**STATED GOAL:**
What is the number of lines in the entries below that include the word "Registry"? Provide the number only.

**RECORDS FOR PROCESSING:**

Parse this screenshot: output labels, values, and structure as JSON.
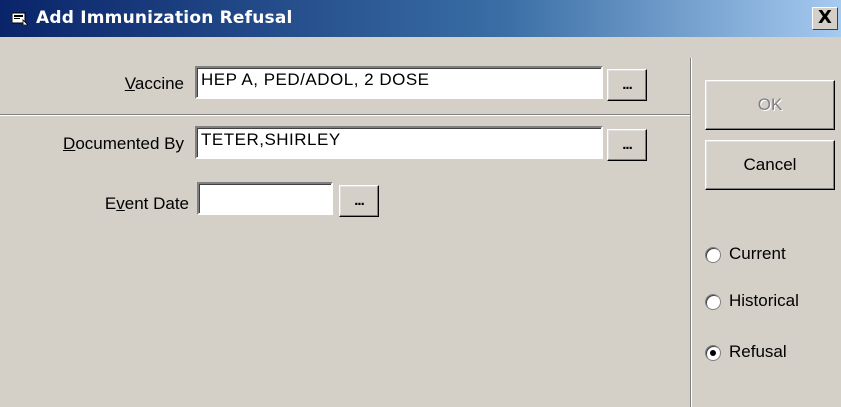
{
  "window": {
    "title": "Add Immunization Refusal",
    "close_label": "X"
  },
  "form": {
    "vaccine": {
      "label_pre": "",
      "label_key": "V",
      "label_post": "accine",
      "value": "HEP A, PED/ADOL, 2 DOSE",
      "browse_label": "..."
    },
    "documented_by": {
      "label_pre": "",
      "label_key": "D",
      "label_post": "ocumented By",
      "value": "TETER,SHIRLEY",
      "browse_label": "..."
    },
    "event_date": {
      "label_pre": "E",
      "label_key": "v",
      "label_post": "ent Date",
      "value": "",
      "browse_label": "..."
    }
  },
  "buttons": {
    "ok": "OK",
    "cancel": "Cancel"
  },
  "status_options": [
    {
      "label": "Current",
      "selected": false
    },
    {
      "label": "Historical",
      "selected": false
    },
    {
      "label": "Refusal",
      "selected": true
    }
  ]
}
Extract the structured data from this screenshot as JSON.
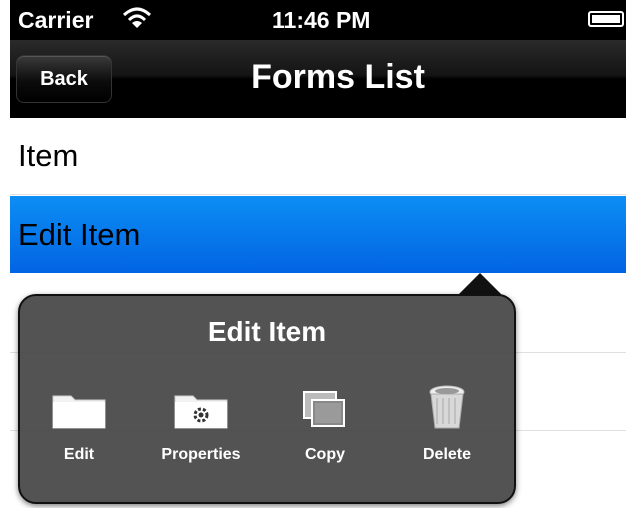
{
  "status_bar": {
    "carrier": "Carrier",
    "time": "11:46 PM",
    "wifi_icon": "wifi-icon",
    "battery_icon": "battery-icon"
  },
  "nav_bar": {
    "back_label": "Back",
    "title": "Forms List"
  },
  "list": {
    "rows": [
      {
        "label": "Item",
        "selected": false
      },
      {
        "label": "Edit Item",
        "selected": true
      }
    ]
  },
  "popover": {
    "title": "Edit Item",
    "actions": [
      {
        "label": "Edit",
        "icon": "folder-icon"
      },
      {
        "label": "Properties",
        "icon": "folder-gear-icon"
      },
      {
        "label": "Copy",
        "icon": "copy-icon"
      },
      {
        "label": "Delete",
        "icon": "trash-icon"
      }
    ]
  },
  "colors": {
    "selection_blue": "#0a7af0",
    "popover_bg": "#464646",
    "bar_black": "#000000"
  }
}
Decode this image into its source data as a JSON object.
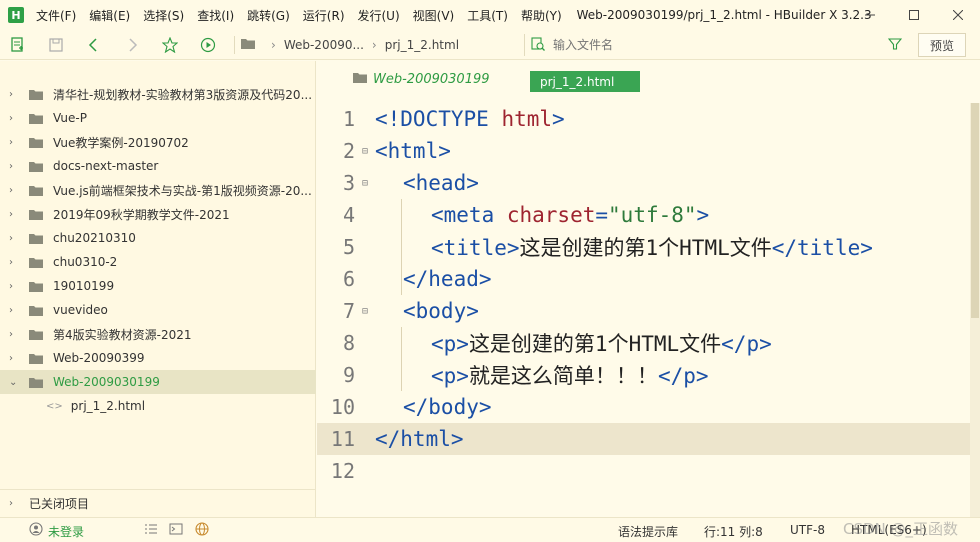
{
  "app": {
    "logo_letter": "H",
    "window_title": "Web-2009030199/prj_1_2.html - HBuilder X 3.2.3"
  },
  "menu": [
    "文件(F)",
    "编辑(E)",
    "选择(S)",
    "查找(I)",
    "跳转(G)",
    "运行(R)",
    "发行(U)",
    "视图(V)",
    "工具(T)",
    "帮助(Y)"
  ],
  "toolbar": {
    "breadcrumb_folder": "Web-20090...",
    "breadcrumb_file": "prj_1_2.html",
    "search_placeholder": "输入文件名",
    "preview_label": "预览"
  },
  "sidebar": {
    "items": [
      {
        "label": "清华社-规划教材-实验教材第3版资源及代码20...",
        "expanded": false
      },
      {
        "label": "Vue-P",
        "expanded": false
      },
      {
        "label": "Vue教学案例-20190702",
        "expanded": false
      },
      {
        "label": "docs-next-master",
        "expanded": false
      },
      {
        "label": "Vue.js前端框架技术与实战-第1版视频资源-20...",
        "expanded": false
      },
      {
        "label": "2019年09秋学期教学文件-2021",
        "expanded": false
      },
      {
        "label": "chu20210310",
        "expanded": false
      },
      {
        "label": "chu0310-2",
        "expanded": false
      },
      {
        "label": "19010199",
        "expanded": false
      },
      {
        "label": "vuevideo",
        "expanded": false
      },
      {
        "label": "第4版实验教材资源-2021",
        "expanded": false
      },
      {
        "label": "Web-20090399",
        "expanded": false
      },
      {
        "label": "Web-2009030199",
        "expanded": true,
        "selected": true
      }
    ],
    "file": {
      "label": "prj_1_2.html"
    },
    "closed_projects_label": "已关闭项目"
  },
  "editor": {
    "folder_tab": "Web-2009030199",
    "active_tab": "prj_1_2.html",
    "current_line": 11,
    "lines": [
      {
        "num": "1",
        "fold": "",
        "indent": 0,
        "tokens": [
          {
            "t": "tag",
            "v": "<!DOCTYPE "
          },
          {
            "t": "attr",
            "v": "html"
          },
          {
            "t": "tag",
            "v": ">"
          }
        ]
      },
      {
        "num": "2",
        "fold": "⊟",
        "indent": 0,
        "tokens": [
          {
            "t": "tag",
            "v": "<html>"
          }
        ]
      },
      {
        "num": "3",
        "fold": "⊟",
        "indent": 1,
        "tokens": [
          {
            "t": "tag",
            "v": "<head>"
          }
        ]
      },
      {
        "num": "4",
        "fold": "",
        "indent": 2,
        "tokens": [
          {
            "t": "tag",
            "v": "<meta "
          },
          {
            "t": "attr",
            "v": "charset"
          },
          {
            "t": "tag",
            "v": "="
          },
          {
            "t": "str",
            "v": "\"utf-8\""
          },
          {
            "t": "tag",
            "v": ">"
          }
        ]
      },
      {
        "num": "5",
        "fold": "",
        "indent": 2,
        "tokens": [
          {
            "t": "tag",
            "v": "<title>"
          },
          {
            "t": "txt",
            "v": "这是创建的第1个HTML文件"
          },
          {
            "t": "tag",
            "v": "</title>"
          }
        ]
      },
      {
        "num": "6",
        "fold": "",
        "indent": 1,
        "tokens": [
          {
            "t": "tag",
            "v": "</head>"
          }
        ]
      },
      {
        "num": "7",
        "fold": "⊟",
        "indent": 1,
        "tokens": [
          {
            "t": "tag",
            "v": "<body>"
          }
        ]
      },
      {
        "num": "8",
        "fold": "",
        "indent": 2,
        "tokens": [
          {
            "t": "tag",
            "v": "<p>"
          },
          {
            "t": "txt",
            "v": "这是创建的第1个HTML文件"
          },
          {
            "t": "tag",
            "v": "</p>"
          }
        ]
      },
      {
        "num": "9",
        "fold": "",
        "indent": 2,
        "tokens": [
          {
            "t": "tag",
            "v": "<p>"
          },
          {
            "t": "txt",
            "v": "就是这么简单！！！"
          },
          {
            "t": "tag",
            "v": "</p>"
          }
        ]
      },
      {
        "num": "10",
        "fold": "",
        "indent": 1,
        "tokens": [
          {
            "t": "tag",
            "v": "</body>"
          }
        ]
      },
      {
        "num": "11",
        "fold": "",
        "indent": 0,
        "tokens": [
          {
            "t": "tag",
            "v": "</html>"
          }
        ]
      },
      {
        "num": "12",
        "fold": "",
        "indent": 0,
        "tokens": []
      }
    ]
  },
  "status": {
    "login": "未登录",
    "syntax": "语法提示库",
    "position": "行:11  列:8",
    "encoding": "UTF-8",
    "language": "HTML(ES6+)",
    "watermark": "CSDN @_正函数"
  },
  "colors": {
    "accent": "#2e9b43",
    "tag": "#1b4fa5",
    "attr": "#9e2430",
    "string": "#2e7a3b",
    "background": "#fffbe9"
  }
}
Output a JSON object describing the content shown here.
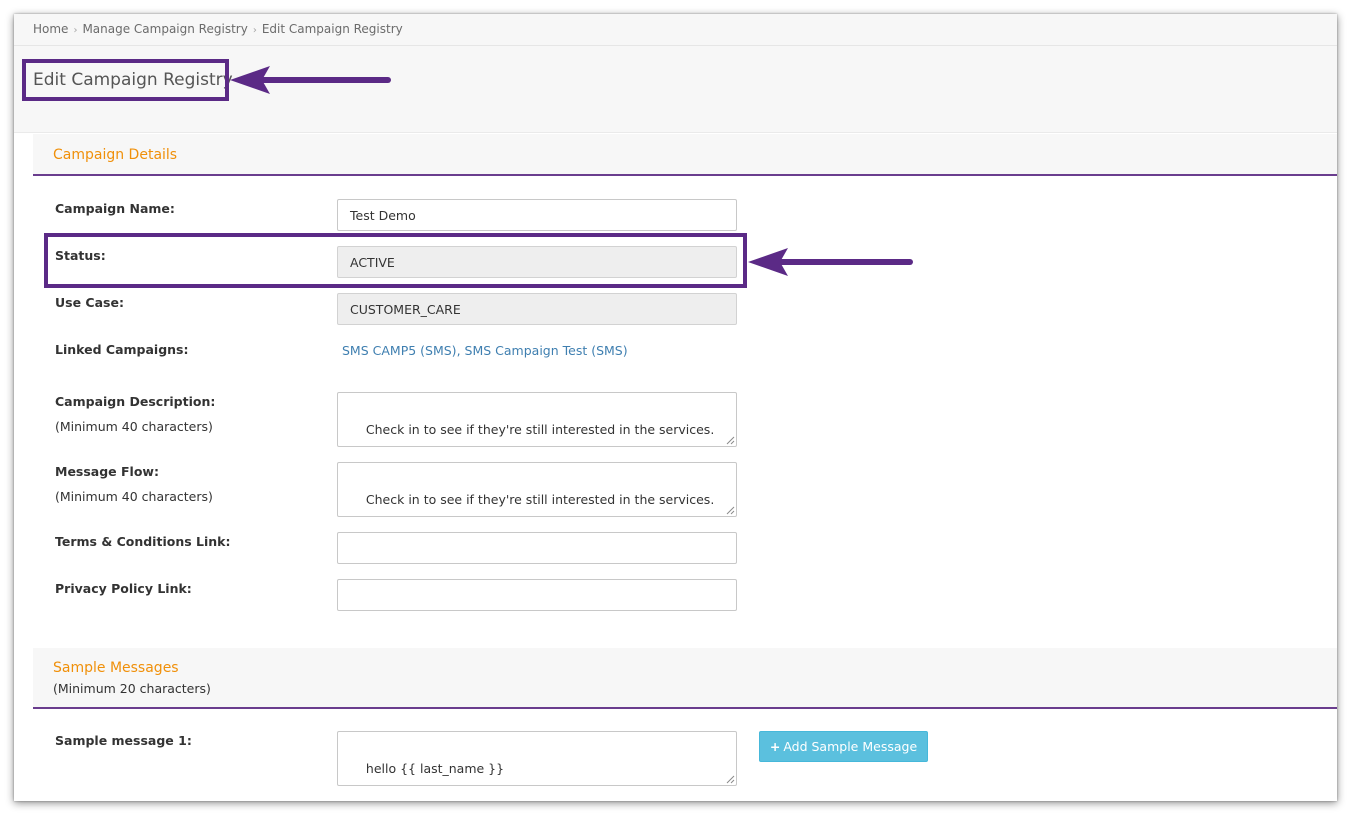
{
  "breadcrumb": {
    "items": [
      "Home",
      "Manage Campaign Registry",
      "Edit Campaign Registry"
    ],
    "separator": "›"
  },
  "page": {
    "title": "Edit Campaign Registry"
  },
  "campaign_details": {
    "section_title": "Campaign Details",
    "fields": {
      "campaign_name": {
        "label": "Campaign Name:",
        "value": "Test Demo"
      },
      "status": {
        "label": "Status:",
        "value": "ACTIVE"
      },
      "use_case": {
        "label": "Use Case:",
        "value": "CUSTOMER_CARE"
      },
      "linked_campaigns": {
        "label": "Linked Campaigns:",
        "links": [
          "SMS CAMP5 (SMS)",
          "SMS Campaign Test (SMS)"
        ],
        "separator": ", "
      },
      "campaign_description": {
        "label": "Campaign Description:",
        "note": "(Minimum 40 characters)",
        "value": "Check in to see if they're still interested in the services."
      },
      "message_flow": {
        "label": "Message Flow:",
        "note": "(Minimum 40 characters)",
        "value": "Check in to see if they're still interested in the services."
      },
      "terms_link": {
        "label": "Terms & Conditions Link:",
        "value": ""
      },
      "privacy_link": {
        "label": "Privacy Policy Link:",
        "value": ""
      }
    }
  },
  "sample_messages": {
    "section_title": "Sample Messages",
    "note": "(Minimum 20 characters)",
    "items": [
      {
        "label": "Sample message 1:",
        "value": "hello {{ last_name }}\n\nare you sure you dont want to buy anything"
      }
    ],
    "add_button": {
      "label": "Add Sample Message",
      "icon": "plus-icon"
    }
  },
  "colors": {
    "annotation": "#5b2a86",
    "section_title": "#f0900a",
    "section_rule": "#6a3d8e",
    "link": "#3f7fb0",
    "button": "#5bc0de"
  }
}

**EXPECTED ANSWER:**
3